● Exercise requirements
Go through the listing and copy each line with the string "años".

● Data under study
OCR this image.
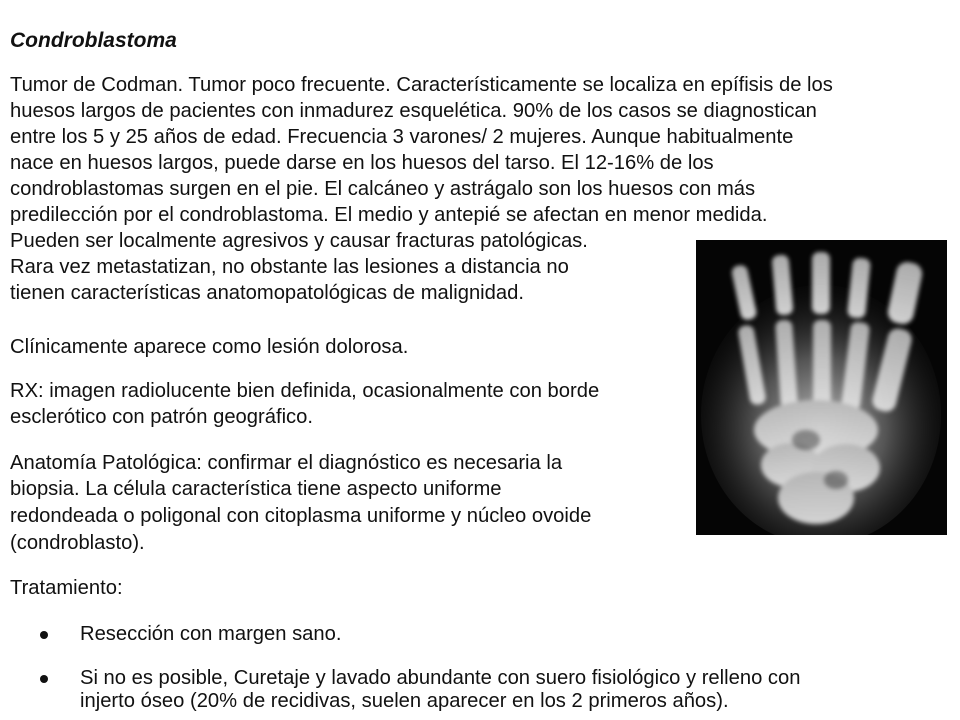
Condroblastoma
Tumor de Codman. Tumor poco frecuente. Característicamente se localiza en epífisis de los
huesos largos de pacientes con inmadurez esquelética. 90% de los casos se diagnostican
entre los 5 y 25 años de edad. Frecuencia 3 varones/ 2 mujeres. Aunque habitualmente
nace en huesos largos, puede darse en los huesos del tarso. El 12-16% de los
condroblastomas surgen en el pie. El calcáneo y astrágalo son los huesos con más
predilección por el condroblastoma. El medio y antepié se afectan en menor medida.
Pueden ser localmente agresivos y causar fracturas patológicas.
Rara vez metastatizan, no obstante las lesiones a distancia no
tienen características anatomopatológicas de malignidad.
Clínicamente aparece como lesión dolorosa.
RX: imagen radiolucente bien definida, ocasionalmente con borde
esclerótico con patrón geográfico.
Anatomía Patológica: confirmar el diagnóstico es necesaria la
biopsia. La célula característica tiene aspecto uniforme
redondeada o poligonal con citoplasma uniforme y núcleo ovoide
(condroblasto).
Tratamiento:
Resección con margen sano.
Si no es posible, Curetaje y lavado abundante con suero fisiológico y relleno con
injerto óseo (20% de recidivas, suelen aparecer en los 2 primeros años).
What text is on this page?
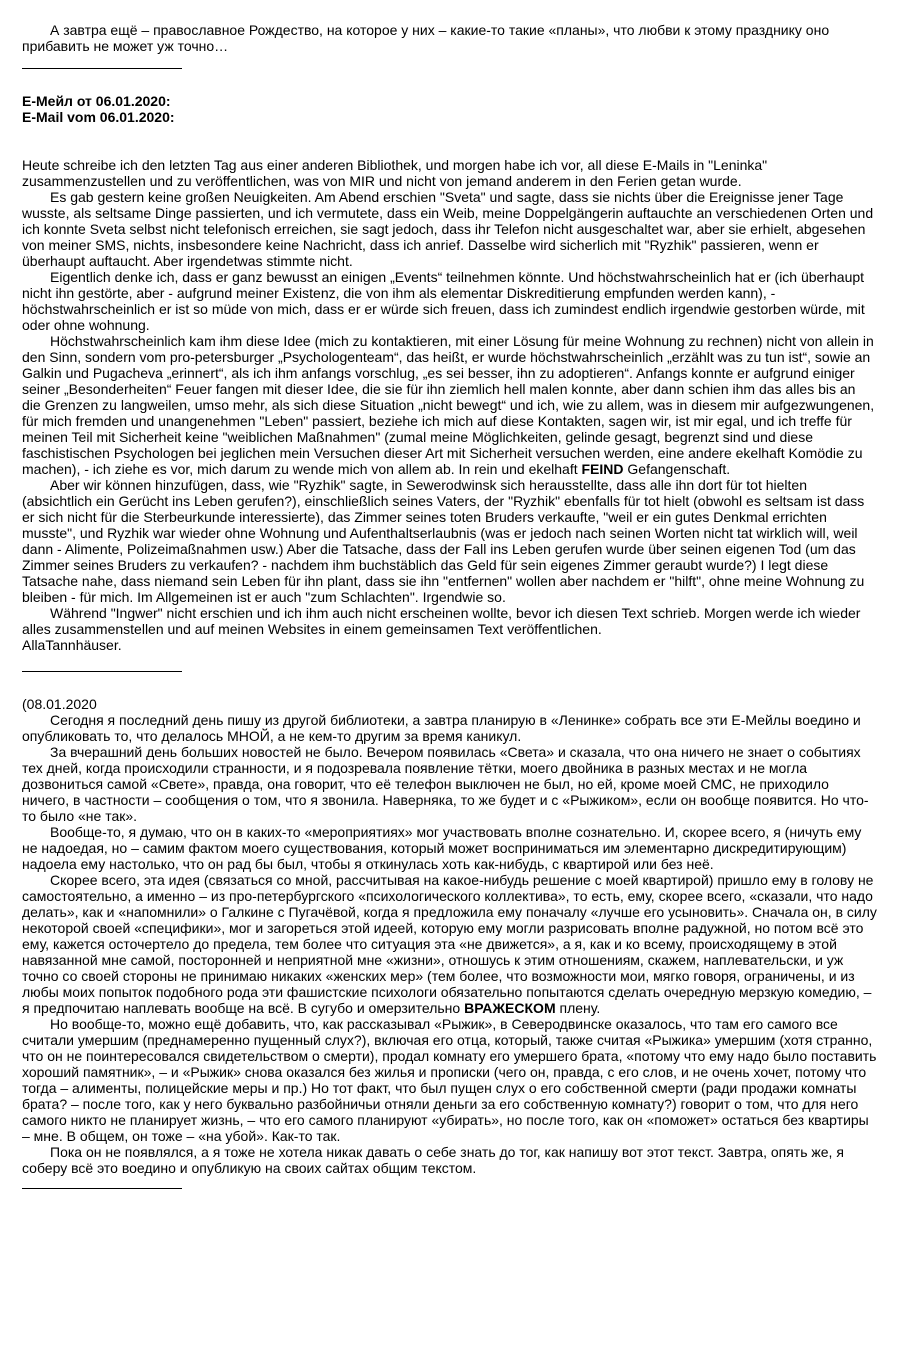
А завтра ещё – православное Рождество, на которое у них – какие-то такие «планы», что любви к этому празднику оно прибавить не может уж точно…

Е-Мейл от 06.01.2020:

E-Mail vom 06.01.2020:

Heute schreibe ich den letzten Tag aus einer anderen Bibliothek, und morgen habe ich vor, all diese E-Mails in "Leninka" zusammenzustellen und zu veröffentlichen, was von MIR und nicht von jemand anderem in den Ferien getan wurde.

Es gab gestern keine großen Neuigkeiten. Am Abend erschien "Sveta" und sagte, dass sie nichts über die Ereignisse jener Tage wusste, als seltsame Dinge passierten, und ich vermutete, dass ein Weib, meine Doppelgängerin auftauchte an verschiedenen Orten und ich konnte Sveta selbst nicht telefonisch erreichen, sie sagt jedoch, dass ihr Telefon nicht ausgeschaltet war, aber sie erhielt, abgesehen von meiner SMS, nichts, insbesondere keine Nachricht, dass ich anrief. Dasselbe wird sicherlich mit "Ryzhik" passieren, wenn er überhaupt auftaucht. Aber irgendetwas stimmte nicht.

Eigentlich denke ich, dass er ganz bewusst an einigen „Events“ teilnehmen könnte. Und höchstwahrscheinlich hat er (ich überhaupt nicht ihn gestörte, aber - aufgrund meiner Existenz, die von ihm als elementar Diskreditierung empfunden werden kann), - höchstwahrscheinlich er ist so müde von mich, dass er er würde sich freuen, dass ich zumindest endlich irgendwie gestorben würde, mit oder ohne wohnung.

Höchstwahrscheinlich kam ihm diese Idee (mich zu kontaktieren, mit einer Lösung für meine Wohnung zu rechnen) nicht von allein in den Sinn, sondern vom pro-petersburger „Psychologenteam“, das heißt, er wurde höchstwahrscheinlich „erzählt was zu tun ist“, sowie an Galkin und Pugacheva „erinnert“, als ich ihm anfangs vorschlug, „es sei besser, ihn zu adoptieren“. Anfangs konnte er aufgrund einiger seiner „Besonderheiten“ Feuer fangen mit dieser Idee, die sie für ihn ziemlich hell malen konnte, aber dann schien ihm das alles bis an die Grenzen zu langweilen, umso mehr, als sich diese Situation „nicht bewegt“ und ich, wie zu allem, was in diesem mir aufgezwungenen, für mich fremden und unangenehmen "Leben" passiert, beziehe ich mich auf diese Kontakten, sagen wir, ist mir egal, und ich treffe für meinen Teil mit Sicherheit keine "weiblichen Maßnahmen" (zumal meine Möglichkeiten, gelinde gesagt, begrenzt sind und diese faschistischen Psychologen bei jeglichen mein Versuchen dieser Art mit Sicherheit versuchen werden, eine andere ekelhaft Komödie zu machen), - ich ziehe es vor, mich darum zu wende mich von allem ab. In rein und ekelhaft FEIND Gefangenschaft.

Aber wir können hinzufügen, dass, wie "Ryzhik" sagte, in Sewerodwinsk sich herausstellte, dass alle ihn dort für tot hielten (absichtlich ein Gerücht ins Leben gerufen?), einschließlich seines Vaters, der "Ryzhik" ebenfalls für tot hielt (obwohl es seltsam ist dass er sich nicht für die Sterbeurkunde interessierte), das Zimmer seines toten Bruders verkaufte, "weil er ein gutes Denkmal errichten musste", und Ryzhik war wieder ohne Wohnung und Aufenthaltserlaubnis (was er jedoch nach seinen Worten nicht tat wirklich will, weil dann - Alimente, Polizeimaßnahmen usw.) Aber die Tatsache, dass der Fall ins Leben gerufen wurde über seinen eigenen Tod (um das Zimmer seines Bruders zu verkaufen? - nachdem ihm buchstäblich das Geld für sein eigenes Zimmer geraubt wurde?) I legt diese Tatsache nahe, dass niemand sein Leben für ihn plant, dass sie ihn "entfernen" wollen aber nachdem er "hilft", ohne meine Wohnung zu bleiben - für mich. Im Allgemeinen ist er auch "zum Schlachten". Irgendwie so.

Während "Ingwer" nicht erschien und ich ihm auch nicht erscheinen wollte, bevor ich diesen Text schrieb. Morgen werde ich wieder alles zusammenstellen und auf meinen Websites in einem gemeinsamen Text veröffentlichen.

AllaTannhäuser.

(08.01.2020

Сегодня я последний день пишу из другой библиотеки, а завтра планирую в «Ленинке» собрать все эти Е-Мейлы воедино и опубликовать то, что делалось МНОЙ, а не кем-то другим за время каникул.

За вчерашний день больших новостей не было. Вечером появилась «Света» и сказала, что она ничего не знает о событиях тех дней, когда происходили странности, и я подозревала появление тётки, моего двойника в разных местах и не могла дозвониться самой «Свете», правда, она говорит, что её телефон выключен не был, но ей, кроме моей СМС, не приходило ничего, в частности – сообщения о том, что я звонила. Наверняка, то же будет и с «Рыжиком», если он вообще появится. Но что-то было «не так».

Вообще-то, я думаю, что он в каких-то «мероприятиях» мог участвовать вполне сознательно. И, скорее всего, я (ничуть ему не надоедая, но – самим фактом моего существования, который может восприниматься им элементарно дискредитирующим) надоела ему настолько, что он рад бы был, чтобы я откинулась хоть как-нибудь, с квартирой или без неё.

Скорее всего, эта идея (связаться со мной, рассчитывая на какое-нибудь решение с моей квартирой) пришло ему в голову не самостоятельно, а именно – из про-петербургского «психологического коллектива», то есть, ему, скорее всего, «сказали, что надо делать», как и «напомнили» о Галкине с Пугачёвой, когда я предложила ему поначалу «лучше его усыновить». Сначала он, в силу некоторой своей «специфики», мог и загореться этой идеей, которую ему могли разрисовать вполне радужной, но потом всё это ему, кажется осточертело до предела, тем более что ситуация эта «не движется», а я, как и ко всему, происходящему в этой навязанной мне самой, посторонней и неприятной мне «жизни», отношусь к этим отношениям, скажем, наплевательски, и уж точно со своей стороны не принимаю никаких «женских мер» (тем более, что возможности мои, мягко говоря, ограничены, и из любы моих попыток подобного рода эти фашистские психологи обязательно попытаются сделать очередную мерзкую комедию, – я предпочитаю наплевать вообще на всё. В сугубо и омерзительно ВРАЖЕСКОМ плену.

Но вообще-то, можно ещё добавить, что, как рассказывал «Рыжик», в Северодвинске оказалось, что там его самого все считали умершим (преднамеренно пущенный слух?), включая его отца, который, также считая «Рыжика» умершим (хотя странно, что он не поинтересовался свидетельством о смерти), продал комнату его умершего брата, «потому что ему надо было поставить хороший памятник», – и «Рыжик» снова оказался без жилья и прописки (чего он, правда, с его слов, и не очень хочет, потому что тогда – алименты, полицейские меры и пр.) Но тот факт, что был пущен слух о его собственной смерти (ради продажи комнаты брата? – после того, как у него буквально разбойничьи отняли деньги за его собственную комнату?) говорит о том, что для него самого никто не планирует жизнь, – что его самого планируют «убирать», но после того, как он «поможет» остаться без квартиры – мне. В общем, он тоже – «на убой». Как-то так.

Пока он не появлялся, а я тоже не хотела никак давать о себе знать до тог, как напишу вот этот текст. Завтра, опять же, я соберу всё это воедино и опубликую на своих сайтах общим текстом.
* * *
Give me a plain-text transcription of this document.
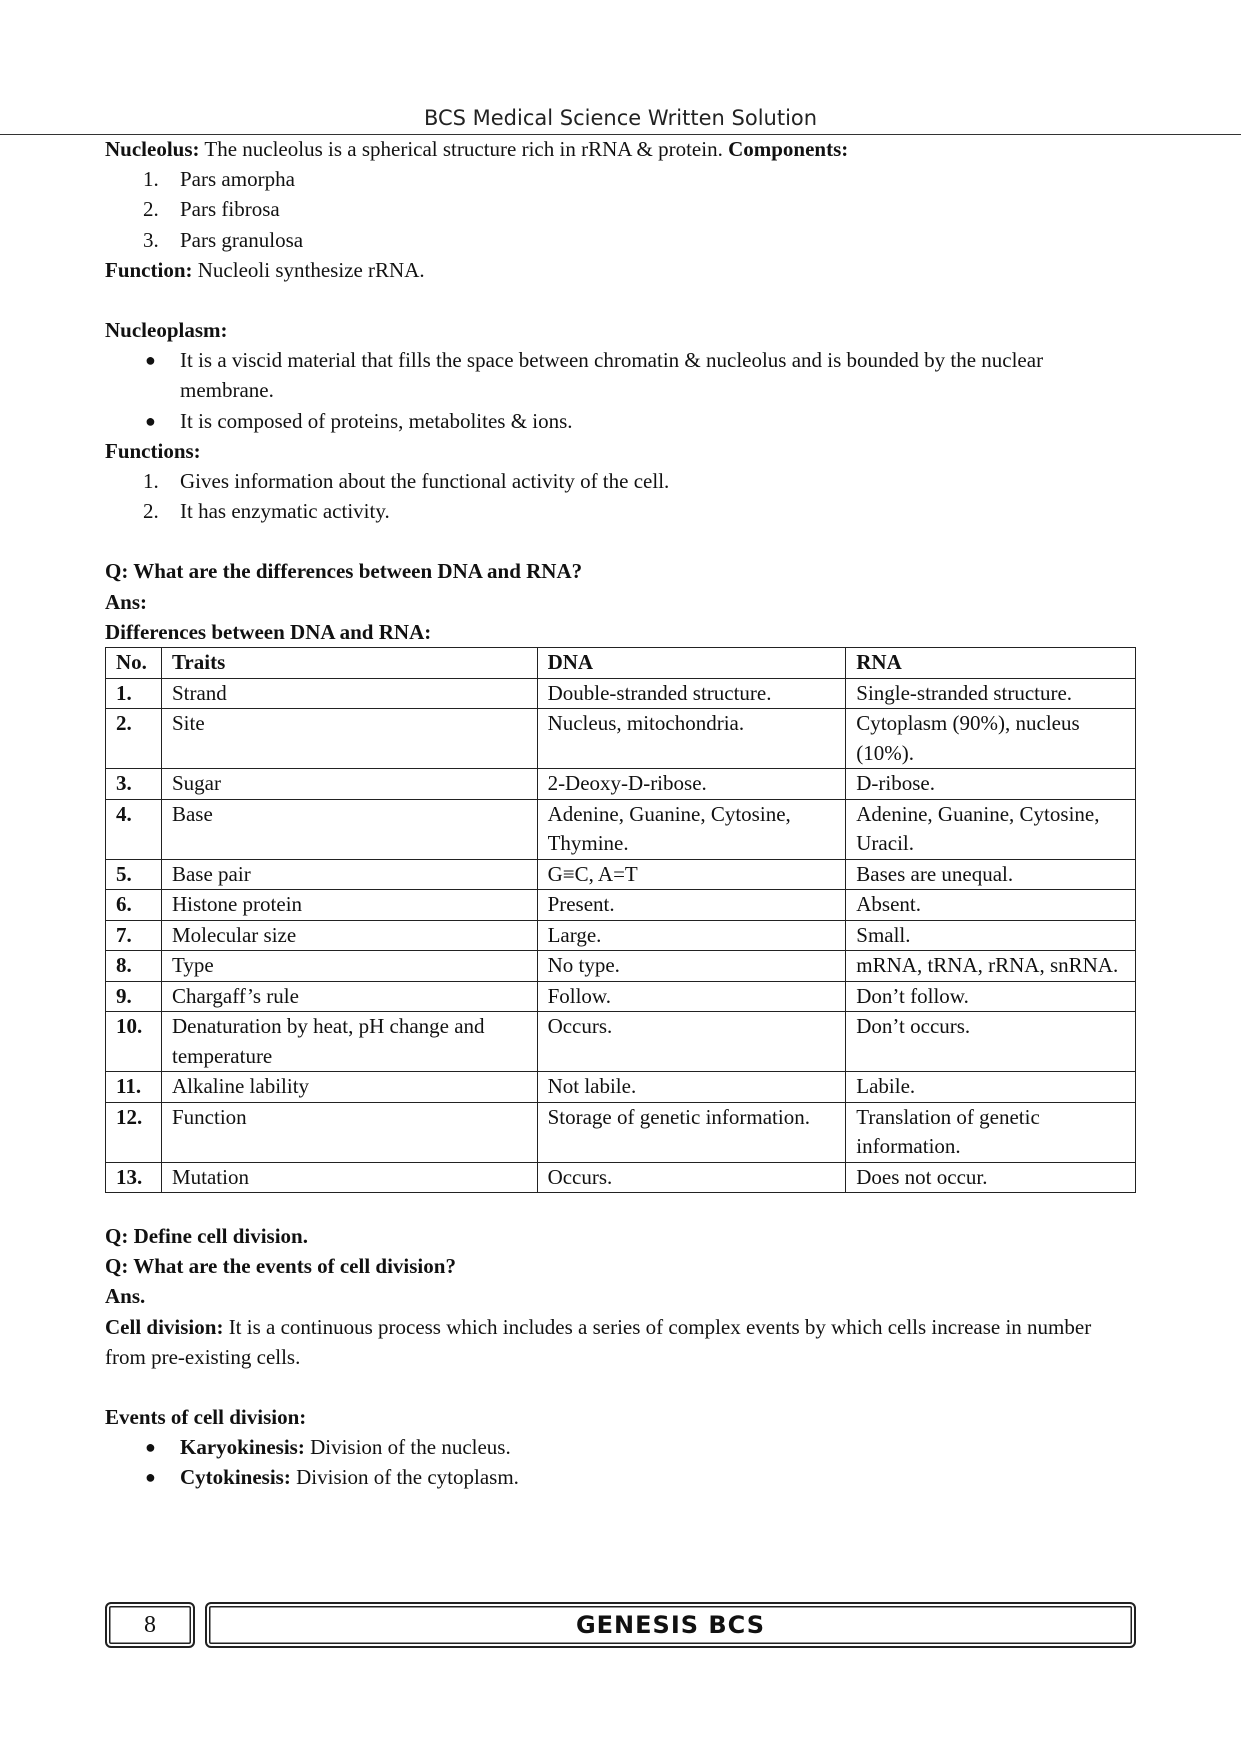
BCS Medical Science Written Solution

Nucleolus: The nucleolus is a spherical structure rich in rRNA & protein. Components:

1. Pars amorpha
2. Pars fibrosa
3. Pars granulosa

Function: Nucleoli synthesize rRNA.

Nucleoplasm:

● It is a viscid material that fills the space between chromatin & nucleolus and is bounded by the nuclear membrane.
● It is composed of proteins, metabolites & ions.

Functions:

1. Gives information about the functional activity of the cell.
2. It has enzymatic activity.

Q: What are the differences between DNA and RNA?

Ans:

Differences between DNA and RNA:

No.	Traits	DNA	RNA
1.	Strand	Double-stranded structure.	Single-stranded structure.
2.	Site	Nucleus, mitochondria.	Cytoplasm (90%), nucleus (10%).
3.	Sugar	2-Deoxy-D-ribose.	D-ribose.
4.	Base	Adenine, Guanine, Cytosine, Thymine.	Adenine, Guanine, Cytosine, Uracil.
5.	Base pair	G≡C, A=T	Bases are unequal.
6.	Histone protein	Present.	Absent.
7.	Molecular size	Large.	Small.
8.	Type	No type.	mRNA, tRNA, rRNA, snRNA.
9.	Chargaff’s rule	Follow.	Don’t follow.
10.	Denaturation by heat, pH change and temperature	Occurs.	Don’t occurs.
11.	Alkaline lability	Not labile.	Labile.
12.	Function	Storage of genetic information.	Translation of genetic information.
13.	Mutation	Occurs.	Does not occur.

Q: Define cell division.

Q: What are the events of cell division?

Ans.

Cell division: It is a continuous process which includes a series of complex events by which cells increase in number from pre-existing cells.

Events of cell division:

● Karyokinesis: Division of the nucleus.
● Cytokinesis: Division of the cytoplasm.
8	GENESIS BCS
* * *
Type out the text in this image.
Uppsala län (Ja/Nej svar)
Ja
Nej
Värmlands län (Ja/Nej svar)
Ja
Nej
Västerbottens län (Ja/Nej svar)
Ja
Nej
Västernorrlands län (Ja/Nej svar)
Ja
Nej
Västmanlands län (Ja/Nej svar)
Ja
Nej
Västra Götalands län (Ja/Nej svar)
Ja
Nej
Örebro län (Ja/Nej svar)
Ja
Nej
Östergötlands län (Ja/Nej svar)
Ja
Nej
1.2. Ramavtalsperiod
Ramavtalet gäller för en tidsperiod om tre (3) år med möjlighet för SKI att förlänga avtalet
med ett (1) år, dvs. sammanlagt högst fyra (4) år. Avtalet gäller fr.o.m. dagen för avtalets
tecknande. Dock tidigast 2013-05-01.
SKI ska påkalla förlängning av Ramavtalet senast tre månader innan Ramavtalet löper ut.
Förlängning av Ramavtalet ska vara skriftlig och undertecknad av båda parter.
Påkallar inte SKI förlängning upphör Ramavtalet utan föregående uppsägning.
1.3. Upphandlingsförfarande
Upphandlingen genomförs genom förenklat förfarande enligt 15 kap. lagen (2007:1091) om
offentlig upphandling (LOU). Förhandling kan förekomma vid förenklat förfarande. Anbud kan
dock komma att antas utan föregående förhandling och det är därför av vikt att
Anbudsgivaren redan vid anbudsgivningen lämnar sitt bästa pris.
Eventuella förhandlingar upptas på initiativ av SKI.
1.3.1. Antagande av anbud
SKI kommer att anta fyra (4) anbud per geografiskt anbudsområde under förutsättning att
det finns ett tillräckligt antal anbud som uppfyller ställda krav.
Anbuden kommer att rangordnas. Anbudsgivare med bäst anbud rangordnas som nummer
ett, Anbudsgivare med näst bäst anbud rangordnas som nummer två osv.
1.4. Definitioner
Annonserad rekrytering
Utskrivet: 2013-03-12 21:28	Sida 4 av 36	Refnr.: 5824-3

● Reply
entre los 5 y 25 años de edad. Frecuencia 3 varones/ 2 mujeres. Aunque habitualmente
injerto óseo (20% de recidivas, suelen aparecer en los 2 primeros años).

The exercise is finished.